▶ **TASK STATEMENT**
Check every line for the word "ylabel" and state how many lines have it. Reply with the number alone.

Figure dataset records
<<<<

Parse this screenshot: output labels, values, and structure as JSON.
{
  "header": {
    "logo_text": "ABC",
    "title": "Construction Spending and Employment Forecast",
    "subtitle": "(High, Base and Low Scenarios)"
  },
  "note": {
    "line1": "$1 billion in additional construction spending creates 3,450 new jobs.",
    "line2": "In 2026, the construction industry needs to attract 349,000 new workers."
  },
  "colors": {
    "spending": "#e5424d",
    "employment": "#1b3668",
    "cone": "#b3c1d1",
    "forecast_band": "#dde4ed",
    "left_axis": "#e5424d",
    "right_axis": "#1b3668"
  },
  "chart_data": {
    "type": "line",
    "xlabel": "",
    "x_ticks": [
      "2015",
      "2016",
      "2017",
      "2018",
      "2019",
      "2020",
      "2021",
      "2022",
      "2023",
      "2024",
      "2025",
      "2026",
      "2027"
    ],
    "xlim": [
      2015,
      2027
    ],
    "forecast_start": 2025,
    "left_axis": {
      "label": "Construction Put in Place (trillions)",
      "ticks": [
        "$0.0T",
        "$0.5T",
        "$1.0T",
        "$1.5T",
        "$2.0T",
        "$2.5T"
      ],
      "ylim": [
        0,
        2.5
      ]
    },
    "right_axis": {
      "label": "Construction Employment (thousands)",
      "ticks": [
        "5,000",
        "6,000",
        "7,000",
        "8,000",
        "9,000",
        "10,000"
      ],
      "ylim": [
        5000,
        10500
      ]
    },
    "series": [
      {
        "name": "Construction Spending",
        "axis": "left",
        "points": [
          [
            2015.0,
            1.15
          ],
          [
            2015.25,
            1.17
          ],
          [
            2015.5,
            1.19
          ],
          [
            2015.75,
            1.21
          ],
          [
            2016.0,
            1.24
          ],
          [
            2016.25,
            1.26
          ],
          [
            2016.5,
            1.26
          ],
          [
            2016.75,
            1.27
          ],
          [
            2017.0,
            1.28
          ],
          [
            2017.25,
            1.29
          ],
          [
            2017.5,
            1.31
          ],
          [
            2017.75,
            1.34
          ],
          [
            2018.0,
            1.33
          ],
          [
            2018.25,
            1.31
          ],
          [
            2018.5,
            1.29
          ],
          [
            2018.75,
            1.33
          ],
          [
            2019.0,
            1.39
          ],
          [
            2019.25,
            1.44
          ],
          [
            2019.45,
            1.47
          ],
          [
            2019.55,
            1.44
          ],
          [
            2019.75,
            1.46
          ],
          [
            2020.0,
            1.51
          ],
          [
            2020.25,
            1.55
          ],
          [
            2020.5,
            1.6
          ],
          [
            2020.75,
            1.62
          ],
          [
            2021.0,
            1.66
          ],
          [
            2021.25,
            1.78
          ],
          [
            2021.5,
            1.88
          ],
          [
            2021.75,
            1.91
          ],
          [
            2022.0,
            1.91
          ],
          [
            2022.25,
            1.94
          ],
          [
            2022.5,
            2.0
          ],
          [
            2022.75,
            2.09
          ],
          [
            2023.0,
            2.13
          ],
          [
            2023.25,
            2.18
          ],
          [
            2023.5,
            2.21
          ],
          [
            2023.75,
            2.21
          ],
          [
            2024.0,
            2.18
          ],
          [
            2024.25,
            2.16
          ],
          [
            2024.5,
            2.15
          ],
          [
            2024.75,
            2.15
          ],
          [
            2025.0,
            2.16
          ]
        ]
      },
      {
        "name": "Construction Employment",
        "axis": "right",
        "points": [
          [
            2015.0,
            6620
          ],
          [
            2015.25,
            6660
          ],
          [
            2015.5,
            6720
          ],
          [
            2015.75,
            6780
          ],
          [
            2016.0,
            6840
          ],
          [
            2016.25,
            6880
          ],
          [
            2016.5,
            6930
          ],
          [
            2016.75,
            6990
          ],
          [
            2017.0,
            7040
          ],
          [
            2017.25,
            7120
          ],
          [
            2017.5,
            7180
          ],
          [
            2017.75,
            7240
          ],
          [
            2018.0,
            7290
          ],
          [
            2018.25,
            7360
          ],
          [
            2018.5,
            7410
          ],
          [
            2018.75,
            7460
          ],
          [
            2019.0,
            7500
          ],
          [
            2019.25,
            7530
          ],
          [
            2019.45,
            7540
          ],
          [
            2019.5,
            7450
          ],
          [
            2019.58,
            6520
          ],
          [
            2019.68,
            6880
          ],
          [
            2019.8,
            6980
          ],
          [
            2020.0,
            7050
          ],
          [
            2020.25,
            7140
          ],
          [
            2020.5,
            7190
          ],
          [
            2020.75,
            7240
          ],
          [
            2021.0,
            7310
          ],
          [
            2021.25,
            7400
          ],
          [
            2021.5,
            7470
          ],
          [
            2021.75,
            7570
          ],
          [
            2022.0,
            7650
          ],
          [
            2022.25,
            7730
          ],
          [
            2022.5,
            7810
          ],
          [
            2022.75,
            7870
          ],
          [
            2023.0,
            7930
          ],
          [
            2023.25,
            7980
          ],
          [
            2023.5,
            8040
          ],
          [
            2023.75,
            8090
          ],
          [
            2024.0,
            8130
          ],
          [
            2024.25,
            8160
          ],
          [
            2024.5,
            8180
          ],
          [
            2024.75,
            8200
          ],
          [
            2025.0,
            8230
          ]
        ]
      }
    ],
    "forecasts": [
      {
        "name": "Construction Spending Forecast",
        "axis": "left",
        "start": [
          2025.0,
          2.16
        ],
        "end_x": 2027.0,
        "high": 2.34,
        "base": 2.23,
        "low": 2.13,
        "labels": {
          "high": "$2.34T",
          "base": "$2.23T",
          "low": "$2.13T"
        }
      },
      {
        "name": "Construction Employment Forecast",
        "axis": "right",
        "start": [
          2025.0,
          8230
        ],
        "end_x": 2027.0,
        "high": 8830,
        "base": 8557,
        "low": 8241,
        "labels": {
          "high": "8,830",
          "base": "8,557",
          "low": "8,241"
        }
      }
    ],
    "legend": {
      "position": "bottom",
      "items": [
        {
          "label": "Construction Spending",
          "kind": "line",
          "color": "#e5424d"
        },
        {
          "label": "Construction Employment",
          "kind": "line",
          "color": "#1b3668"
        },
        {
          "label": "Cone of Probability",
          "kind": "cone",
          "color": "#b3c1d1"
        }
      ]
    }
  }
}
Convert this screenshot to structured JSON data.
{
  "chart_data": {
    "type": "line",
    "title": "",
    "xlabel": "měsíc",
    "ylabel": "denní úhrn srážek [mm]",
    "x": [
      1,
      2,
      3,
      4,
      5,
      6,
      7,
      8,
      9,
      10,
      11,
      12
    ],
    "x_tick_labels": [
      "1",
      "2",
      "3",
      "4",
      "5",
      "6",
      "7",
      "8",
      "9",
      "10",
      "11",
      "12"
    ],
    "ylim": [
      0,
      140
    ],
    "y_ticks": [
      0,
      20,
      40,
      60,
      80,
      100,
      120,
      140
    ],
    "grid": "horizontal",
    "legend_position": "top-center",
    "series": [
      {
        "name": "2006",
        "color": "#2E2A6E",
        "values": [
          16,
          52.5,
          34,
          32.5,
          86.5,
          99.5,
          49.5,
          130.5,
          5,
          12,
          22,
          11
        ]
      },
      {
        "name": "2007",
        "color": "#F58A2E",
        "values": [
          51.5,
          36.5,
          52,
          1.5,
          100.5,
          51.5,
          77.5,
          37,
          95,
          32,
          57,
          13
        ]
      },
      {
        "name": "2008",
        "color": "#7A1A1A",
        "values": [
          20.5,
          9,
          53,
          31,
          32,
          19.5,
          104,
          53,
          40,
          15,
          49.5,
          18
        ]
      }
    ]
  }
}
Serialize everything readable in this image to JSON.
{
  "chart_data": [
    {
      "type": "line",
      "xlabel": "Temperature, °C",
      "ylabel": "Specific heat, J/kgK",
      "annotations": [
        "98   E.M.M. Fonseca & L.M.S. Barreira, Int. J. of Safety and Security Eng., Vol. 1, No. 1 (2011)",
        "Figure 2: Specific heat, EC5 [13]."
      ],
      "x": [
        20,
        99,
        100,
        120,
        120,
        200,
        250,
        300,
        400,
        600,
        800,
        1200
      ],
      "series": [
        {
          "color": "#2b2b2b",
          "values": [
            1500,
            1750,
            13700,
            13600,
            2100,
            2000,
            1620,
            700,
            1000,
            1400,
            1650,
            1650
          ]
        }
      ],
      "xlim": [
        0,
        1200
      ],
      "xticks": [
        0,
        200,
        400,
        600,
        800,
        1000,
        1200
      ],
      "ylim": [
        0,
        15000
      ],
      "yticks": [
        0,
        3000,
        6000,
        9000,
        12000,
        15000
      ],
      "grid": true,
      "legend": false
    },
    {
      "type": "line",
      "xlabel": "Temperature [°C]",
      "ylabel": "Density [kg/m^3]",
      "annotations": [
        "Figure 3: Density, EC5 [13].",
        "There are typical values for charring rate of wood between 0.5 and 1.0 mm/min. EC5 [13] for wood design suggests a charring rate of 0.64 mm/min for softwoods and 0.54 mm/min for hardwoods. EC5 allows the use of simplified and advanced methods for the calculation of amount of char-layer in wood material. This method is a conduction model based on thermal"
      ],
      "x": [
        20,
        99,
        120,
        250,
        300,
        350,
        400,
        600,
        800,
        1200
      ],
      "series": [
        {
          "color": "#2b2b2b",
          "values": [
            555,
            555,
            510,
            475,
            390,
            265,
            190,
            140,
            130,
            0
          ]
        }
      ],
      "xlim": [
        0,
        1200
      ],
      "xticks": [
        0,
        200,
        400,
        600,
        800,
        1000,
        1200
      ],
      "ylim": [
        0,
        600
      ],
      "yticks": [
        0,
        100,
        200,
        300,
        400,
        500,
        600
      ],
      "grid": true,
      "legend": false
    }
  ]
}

>>>>

▶ **ANSWER TO THE TASK**
3